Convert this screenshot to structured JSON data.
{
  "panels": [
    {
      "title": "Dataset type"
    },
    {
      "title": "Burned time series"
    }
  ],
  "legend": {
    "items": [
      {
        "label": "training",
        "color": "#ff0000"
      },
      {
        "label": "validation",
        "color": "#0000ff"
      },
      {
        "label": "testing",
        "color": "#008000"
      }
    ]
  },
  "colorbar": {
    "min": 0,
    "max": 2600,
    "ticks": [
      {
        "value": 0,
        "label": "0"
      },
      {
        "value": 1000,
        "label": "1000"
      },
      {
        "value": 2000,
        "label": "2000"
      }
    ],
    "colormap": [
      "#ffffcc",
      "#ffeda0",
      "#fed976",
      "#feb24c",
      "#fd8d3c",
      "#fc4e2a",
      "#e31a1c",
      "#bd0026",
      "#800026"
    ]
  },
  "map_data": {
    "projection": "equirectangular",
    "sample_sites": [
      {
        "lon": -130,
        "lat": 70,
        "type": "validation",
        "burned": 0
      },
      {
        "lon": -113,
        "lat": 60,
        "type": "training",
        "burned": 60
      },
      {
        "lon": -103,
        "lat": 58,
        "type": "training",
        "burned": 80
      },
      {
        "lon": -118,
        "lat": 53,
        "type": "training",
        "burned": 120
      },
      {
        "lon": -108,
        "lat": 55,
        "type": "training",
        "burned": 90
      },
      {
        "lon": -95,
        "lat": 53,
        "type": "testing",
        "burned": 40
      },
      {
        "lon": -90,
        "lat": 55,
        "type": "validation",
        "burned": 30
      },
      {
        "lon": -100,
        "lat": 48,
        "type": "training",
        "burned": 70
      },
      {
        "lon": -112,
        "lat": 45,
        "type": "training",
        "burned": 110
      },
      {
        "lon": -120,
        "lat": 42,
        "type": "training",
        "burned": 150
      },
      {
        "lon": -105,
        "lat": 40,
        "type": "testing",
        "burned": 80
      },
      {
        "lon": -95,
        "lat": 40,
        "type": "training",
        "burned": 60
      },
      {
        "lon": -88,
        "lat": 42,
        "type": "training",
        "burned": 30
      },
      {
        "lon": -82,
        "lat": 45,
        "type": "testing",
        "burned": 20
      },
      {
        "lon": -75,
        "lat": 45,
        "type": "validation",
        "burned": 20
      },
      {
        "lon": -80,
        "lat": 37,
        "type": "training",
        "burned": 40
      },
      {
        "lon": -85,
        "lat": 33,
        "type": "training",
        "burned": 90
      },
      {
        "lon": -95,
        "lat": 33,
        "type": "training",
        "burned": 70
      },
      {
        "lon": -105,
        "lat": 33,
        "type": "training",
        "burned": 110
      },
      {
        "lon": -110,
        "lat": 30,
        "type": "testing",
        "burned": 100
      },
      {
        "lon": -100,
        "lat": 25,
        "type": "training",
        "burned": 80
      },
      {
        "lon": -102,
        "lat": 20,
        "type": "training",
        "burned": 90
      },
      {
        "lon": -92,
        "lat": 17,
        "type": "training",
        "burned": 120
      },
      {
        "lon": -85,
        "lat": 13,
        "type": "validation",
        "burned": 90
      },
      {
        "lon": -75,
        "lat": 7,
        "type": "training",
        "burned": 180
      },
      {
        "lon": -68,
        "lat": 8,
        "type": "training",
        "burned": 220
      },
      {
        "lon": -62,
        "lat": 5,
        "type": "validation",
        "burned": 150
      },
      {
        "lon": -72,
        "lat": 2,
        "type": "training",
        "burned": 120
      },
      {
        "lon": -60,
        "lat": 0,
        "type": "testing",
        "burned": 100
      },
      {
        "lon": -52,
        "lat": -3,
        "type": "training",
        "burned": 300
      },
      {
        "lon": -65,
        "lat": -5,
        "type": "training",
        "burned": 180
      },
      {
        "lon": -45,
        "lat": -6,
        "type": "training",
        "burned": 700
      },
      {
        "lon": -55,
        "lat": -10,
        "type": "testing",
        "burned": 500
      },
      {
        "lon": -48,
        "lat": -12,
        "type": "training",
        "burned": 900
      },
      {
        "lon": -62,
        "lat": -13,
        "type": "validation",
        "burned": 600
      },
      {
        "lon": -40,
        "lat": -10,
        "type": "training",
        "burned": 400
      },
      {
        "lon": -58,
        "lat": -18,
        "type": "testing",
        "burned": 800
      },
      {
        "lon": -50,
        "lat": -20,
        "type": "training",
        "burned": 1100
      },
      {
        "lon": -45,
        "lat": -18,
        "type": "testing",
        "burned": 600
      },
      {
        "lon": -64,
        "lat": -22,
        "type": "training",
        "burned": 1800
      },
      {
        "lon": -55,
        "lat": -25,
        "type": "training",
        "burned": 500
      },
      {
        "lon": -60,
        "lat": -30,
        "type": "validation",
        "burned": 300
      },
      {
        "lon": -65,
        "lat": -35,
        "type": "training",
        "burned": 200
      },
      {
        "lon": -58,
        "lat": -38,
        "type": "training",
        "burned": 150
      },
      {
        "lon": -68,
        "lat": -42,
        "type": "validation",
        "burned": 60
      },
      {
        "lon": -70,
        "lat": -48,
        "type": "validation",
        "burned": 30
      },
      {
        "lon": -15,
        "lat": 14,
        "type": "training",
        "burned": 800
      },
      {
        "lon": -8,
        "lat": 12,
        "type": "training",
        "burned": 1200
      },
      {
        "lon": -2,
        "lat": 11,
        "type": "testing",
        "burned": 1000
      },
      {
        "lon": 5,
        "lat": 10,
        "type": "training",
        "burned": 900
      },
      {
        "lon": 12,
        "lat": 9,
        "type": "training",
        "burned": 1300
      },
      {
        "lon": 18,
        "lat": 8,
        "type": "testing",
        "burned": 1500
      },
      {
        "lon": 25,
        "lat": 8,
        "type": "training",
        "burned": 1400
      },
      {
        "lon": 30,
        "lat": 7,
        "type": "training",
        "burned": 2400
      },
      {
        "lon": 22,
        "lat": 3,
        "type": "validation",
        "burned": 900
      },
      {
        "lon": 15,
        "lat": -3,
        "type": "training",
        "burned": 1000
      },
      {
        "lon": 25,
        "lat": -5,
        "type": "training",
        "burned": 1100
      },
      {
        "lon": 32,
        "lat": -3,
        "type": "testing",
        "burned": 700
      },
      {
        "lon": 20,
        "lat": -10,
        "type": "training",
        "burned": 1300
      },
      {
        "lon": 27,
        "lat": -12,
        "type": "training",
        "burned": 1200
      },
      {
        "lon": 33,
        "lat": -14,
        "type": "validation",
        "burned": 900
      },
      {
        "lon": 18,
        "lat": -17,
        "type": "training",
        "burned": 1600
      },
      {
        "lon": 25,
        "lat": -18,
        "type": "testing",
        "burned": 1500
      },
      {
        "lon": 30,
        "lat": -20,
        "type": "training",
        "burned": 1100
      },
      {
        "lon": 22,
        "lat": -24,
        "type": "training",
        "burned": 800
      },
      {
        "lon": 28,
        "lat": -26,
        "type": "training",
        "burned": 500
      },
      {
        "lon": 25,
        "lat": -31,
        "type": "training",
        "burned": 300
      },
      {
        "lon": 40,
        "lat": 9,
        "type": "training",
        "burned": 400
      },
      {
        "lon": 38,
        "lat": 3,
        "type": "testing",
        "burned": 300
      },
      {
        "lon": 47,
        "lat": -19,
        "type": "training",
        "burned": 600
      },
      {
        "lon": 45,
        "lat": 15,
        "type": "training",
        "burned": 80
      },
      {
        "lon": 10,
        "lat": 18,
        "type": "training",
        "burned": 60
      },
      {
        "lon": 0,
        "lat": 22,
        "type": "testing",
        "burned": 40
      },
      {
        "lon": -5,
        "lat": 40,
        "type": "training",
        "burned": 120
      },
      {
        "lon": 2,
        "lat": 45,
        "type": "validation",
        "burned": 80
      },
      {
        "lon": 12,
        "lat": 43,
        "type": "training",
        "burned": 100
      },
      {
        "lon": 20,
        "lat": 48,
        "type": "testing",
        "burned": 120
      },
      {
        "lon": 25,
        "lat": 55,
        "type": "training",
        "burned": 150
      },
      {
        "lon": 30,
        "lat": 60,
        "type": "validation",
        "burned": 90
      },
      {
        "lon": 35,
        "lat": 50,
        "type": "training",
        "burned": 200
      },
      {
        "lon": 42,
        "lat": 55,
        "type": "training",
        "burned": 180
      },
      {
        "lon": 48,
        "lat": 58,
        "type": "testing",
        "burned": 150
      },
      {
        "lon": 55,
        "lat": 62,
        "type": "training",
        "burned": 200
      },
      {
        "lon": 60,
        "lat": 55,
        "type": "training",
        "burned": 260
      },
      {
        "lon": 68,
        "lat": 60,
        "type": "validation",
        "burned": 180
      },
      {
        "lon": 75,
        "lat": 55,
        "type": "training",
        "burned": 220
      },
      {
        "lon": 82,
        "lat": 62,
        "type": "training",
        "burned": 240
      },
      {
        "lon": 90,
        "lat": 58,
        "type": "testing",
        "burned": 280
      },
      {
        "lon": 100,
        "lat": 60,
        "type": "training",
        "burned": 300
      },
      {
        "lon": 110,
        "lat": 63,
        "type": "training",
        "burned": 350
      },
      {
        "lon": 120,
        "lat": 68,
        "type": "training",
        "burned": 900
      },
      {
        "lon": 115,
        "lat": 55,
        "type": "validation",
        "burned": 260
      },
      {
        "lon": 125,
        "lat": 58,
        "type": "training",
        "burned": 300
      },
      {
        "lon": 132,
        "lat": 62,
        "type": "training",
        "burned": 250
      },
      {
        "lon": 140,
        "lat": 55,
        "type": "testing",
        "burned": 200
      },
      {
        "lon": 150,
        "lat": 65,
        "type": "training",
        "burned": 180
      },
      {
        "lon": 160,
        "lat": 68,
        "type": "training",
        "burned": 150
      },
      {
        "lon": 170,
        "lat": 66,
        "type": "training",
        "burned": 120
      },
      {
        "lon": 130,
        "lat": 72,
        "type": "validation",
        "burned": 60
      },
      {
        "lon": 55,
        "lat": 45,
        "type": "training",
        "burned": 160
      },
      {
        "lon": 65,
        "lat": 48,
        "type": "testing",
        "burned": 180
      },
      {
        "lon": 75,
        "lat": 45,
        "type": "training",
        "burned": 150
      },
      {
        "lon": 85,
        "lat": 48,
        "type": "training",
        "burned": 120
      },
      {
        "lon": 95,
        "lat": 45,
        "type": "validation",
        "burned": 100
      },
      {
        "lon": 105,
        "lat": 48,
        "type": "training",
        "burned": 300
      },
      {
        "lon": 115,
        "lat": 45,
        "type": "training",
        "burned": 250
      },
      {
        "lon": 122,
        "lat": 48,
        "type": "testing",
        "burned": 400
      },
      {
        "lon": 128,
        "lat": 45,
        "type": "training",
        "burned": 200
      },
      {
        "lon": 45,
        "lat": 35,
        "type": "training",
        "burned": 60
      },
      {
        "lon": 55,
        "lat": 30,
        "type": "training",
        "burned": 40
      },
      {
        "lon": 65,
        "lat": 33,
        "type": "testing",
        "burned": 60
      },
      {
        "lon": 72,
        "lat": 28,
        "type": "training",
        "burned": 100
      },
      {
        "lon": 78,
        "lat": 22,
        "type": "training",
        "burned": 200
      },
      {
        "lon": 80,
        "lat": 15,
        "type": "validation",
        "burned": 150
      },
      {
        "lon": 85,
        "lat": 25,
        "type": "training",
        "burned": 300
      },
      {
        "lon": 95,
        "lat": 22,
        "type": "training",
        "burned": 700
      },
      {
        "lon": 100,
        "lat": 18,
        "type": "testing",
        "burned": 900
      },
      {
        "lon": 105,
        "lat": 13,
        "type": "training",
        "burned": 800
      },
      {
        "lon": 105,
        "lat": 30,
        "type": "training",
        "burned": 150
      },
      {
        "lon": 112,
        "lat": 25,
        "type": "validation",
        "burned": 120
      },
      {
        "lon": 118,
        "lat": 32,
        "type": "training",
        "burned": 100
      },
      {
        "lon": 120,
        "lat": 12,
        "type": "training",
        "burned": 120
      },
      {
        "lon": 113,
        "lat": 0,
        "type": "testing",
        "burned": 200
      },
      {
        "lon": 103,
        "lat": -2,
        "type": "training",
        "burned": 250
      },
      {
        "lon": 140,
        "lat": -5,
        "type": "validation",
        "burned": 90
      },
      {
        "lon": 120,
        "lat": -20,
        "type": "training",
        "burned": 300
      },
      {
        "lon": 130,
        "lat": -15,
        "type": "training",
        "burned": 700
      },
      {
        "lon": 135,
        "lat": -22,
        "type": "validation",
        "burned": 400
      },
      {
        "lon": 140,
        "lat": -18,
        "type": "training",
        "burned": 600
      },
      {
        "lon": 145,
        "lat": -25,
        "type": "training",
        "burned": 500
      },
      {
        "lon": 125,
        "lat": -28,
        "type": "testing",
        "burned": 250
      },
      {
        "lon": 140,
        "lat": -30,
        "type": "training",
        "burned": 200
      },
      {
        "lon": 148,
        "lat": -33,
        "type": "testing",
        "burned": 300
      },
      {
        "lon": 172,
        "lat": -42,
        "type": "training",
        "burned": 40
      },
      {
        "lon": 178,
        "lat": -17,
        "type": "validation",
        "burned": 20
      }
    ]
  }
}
########
* **WORK REQUIRED**
Search the lines above for the string "title" and copy each line that has it.

* **THE SOLUTION**
      "title": "Dataset type"
      "title": "Burned time series"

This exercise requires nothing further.